(Records from a data collection)
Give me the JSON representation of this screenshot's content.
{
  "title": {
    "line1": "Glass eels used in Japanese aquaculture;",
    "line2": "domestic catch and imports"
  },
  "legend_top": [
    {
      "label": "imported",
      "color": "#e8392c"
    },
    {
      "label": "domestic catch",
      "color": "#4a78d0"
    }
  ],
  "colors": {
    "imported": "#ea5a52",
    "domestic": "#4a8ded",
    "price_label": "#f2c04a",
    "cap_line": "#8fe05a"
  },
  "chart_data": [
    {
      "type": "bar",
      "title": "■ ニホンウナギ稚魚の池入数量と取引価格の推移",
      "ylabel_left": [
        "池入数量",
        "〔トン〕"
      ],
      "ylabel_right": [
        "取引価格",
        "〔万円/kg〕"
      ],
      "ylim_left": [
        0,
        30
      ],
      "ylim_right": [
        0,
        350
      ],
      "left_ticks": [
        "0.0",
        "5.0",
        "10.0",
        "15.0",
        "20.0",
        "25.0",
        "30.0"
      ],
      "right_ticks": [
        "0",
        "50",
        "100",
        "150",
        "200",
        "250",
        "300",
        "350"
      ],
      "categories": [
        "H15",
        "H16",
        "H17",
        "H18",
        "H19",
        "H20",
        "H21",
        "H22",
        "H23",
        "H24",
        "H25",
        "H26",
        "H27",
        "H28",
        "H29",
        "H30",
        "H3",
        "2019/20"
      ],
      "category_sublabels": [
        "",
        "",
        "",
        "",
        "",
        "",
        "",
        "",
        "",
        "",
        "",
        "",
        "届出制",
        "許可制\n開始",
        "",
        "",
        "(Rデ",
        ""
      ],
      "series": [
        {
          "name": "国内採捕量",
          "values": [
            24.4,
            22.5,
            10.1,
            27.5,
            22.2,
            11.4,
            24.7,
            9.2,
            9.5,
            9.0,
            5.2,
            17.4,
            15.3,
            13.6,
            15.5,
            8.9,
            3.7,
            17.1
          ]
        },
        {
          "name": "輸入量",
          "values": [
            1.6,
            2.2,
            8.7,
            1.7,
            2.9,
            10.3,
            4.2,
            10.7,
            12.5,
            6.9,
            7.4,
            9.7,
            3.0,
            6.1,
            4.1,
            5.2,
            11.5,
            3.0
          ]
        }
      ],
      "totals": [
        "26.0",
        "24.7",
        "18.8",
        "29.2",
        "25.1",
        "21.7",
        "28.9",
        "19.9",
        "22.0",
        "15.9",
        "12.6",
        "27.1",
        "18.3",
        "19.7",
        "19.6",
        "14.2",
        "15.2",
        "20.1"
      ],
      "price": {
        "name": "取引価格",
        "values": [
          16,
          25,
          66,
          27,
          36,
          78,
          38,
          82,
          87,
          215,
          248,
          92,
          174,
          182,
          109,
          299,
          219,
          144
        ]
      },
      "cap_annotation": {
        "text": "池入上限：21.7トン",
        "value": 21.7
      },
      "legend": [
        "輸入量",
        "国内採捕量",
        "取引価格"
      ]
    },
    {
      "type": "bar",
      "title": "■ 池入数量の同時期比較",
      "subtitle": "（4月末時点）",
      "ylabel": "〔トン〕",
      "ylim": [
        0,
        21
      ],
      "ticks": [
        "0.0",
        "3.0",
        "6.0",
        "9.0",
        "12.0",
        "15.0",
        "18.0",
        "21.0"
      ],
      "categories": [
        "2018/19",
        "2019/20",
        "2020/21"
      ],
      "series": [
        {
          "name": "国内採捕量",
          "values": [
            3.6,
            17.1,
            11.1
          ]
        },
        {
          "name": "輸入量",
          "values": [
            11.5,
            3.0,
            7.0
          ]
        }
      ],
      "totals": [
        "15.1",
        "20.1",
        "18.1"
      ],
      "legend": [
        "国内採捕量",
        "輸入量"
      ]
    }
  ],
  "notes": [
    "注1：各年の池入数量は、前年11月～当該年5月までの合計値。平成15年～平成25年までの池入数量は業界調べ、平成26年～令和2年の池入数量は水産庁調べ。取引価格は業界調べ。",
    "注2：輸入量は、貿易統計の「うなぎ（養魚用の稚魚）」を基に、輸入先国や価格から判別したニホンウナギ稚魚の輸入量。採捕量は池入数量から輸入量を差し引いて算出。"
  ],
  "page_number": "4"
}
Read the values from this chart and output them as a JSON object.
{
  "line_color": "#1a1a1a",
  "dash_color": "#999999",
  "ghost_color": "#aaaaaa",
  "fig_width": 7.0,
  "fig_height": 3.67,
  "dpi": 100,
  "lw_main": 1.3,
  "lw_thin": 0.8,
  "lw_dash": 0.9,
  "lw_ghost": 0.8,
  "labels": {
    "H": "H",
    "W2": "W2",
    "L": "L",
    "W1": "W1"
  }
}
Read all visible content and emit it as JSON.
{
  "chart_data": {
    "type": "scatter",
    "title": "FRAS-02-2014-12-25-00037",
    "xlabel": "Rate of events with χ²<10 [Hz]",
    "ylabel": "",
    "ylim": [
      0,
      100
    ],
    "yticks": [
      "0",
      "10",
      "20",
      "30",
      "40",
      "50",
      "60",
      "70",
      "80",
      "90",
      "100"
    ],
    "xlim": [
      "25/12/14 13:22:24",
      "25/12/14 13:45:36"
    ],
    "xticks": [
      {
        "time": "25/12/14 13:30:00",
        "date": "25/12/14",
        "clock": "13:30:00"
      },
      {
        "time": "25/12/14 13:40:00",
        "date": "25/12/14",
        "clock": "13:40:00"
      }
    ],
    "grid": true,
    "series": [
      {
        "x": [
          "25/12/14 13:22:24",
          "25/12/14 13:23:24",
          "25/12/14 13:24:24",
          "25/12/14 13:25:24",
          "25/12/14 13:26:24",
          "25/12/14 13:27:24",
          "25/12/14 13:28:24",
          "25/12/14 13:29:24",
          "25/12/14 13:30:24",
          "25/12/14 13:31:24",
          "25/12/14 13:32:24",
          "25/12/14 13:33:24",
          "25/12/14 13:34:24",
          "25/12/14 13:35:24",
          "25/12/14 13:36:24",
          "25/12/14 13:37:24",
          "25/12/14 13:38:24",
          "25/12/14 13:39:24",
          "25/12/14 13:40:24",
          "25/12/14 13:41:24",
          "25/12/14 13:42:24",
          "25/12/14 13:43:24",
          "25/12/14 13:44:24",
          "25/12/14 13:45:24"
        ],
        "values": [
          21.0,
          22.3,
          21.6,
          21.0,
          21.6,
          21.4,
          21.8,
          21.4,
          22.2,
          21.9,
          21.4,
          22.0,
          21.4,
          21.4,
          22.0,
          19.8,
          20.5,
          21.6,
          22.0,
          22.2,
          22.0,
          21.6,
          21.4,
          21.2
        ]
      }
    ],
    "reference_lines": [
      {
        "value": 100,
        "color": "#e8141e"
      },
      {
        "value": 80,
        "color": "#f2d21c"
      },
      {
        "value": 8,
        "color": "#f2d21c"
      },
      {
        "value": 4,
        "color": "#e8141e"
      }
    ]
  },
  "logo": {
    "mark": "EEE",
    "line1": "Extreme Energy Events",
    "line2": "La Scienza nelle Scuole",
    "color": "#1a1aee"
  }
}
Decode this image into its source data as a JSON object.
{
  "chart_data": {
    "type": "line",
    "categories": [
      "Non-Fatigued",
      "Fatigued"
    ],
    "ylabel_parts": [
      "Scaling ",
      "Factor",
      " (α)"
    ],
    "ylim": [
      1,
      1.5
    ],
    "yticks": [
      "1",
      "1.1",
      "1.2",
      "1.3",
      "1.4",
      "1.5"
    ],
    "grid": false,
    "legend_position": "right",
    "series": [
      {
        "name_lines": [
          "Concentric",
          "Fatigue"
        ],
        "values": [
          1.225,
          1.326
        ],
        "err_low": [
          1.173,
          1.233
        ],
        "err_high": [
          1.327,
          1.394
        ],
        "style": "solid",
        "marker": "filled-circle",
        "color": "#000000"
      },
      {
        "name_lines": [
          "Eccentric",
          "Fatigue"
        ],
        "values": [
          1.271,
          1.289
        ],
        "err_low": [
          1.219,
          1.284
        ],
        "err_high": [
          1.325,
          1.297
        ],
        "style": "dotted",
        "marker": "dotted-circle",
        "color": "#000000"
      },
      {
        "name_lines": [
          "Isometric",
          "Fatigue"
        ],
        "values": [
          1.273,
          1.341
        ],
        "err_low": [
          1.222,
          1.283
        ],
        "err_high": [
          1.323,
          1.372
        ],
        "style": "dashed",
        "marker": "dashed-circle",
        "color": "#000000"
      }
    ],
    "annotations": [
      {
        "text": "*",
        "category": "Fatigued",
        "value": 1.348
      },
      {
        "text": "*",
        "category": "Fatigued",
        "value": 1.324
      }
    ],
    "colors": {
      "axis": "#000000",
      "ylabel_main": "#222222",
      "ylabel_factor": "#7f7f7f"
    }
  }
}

*TASK:* Write out the lines above from the one containing "Decode this image" through the last, exactly as they are.

*SOLUTION FOR THIS PROBLEM:*
Decode this image into its source data as a JSON object.
{
  "chart_data": {
    "type": "line",
    "categories": [
      "Non-Fatigued",
      "Fatigued"
    ],
    "ylabel_parts": [
      "Scaling ",
      "Factor",
      " (α)"
    ],
    "ylim": [
      1,
      1.5
    ],
    "yticks": [
      "1",
      "1.1",
      "1.2",
      "1.3",
      "1.4",
      "1.5"
    ],
    "grid": false,
    "legend_position": "right",
    "series": [
      {
        "name_lines": [
          "Concentric",
          "Fatigue"
        ],
        "values": [
          1.225,
          1.326
        ],
        "err_low": [
          1.173,
          1.233
        ],
        "err_high": [
          1.327,
          1.394
        ],
        "style": "solid",
        "marker": "filled-circle",
        "color": "#000000"
      },
      {
        "name_lines": [
          "Eccentric",
          "Fatigue"
        ],
        "values": [
          1.271,
          1.289
        ],
        "err_low": [
          1.219,
          1.284
        ],
        "err_high": [
          1.325,
          1.297
        ],
        "style": "dotted",
        "marker": "dotted-circle",
        "color": "#000000"
      },
      {
        "name_lines": [
          "Isometric",
          "Fatigue"
        ],
        "values": [
          1.273,
          1.341
        ],
        "err_low": [
          1.222,
          1.283
        ],
        "err_high": [
          1.323,
          1.372
        ],
        "style": "dashed",
        "marker": "dashed-circle",
        "color": "#000000"
      }
    ],
    "annotations": [
      {
        "text": "*",
        "category": "Fatigued",
        "value": 1.348
      },
      {
        "text": "*",
        "category": "Fatigued",
        "value": 1.324
      }
    ],
    "colors": {
      "axis": "#000000",
      "ylabel_main": "#222222",
      "ylabel_factor": "#7f7f7f"
    }
  }
}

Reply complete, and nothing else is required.